(Saved entries)
★ ★ ★ ★

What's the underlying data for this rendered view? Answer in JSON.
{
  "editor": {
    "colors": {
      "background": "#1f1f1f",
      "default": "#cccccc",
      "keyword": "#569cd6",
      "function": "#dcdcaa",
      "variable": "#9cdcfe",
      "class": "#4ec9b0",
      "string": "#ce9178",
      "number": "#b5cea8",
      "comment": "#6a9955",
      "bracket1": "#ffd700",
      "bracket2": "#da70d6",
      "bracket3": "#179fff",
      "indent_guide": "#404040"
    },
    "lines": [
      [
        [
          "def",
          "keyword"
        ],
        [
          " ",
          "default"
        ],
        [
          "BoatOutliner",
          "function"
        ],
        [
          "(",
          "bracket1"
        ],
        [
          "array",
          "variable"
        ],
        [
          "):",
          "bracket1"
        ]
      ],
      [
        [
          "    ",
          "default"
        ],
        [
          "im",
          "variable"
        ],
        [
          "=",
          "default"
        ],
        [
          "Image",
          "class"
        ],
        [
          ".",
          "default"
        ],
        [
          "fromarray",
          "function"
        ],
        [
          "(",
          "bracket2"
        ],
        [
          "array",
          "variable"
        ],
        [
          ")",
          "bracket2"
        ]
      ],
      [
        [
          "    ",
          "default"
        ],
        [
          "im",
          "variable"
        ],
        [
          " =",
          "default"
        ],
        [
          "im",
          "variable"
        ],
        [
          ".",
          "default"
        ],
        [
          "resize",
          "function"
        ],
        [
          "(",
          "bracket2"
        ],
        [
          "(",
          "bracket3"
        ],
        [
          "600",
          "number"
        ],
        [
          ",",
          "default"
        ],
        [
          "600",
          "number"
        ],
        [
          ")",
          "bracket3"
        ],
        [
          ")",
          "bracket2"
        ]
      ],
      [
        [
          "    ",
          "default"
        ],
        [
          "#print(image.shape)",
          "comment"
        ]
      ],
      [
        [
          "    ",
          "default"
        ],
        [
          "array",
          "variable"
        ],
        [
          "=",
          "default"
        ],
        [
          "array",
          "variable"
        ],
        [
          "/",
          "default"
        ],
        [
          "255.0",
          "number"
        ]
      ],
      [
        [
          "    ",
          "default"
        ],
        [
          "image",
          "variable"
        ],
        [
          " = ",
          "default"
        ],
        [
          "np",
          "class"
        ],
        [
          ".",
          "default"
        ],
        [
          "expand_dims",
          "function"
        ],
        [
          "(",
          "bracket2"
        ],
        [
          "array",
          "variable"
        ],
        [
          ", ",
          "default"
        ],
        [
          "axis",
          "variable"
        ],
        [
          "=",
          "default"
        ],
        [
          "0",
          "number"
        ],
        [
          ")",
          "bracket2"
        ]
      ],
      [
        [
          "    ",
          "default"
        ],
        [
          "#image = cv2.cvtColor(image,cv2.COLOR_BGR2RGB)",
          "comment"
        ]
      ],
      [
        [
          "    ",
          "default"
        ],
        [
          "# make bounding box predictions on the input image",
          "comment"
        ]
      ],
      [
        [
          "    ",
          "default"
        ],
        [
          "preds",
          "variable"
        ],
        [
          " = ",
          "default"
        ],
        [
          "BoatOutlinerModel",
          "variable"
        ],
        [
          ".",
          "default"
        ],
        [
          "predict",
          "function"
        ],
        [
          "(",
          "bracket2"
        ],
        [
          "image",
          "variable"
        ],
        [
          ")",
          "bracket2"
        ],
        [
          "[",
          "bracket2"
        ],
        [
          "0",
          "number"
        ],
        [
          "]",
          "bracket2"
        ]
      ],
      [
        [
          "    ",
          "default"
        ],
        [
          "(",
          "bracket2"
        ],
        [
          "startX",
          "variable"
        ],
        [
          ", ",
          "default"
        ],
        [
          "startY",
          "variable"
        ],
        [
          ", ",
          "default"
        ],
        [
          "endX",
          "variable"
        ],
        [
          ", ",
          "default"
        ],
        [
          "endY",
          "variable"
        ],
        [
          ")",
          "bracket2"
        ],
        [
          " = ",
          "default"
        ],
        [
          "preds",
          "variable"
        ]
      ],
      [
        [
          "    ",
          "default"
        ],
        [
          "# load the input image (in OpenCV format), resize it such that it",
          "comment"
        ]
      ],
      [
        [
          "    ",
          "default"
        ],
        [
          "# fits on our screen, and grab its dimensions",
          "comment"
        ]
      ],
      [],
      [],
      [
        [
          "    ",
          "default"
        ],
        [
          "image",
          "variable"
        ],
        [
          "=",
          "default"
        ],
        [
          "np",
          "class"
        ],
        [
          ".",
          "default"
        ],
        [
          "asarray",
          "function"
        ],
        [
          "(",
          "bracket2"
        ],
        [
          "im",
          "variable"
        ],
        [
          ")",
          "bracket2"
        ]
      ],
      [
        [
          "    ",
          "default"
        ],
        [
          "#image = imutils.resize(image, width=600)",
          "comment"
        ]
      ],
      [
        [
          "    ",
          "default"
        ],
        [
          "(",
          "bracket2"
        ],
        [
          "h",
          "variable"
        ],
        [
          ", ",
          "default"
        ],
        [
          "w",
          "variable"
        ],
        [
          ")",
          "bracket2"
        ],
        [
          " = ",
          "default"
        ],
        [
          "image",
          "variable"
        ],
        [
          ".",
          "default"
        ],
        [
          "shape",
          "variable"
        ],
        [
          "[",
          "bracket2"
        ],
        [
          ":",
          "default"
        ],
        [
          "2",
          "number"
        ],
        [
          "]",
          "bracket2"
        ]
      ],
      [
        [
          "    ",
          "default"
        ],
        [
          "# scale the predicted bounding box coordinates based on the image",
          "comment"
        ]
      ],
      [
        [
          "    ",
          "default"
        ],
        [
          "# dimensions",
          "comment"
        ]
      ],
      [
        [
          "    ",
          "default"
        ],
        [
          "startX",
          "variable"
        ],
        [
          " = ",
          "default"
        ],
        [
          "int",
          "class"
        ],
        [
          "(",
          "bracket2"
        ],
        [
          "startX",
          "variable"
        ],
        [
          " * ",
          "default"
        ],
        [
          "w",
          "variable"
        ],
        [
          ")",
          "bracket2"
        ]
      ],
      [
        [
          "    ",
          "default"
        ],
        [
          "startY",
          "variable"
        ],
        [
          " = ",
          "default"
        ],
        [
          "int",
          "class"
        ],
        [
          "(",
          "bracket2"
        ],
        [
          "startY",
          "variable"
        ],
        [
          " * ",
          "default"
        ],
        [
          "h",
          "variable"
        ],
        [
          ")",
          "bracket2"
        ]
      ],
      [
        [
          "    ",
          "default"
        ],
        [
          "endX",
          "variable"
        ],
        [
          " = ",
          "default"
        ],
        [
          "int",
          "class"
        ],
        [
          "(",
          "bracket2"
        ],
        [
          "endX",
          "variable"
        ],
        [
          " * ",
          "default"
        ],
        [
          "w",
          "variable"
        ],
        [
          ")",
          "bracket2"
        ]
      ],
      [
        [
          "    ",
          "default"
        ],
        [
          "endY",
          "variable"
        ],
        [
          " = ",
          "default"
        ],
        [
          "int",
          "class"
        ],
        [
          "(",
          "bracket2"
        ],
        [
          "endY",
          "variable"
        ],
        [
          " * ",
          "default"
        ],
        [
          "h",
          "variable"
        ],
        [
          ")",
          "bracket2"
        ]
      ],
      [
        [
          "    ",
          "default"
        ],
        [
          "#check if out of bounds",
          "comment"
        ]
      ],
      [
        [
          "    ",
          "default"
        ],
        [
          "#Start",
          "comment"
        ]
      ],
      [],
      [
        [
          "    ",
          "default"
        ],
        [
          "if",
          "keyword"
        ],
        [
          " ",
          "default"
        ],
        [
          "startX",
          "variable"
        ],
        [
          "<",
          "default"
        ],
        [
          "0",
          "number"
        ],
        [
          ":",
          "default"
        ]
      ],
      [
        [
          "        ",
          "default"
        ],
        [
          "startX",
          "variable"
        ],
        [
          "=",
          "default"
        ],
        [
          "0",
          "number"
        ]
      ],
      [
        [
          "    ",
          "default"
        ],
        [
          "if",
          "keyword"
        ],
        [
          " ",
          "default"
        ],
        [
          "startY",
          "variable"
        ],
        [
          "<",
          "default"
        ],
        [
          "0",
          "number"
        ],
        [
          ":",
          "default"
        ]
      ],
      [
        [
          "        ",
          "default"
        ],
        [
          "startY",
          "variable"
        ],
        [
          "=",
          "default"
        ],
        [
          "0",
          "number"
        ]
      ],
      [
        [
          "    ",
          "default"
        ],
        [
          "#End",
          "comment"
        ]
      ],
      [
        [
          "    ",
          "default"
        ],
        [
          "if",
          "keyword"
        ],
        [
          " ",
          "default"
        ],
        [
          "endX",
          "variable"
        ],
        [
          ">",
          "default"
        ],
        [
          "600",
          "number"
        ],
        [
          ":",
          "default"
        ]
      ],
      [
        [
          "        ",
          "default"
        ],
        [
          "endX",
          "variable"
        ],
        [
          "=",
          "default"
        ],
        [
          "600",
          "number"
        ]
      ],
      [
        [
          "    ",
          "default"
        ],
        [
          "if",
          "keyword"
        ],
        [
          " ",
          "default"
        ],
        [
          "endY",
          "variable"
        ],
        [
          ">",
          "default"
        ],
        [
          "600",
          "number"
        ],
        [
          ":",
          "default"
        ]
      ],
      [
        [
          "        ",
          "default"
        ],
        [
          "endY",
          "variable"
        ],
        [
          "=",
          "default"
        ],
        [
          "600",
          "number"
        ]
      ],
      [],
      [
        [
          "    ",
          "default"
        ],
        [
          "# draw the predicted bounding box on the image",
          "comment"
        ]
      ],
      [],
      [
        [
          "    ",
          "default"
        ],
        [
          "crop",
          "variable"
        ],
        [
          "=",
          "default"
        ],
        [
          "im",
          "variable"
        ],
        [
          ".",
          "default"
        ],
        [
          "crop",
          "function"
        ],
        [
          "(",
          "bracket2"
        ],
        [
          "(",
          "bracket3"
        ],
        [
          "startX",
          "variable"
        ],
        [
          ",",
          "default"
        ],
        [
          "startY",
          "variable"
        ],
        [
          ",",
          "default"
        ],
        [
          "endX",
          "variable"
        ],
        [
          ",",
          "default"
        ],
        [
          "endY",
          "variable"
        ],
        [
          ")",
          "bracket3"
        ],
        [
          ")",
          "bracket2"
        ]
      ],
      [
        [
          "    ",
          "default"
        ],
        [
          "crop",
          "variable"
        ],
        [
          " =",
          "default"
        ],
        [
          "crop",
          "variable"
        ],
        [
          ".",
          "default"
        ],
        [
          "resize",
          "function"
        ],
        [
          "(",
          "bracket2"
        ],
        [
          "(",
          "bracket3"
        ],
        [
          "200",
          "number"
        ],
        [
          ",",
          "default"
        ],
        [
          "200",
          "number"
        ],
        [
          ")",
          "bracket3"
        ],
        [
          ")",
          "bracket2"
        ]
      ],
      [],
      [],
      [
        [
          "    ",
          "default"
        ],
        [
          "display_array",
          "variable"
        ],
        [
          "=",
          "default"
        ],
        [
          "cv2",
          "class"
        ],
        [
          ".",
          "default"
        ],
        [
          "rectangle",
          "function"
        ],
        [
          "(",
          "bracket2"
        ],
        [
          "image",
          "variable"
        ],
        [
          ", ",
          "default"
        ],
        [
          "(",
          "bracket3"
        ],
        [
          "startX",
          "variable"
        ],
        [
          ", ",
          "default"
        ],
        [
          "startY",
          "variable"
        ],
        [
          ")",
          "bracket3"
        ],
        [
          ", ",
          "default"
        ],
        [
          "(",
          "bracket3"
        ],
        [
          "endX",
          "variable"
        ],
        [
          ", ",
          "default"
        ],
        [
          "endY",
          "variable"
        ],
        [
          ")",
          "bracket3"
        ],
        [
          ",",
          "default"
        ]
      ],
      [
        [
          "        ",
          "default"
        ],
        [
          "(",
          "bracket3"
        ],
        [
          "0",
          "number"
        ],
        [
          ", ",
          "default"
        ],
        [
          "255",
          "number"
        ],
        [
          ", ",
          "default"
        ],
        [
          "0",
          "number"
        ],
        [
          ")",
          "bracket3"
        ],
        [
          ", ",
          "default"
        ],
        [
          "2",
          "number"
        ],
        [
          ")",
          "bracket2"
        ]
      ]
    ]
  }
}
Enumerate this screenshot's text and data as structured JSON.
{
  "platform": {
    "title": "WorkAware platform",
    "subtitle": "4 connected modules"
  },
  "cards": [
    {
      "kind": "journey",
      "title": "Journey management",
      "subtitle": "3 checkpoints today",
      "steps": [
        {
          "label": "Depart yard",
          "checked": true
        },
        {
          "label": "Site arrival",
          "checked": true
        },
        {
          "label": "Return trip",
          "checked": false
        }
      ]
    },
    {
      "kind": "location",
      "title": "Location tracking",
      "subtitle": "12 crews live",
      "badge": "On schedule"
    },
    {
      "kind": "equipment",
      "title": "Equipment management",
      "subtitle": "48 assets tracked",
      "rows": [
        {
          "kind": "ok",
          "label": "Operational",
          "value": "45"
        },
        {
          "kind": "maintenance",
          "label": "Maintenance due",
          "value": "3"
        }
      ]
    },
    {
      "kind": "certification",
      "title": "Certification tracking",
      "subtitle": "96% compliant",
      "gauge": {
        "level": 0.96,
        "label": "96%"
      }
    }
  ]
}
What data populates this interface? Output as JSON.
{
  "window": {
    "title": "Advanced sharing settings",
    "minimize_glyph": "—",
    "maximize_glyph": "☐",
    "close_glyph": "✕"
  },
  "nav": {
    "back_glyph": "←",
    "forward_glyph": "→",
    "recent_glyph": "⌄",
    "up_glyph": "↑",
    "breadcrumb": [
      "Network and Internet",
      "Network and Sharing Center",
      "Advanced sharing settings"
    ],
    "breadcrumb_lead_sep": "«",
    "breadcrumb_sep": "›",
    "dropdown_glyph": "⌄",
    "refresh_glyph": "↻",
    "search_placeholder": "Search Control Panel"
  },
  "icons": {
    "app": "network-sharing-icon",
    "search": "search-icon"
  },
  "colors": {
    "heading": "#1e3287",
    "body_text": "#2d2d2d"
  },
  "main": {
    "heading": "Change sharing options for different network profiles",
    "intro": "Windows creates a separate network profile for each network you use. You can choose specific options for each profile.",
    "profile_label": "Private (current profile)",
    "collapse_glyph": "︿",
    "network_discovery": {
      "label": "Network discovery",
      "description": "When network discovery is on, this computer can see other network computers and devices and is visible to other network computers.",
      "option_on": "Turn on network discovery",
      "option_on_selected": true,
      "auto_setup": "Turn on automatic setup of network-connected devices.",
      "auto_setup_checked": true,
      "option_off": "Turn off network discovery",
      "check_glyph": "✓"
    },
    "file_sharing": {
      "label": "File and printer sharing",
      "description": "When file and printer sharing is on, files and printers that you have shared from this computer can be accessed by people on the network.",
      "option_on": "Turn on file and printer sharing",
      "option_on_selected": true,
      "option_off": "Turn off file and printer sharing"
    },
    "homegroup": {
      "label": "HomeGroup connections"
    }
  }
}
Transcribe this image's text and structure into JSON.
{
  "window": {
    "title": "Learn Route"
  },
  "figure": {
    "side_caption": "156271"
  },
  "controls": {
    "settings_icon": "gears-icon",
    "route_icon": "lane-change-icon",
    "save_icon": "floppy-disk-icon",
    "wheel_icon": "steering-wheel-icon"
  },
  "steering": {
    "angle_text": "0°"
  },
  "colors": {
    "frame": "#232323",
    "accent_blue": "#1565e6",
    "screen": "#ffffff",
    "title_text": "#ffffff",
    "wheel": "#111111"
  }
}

★ ★ ★ ★

> _GOAL OF THE EXERCISE_
Copy every single line of the material above that holds "platform".

> _RESPONSE BELOW_
  "platform": {
    "title": "WorkAware platform",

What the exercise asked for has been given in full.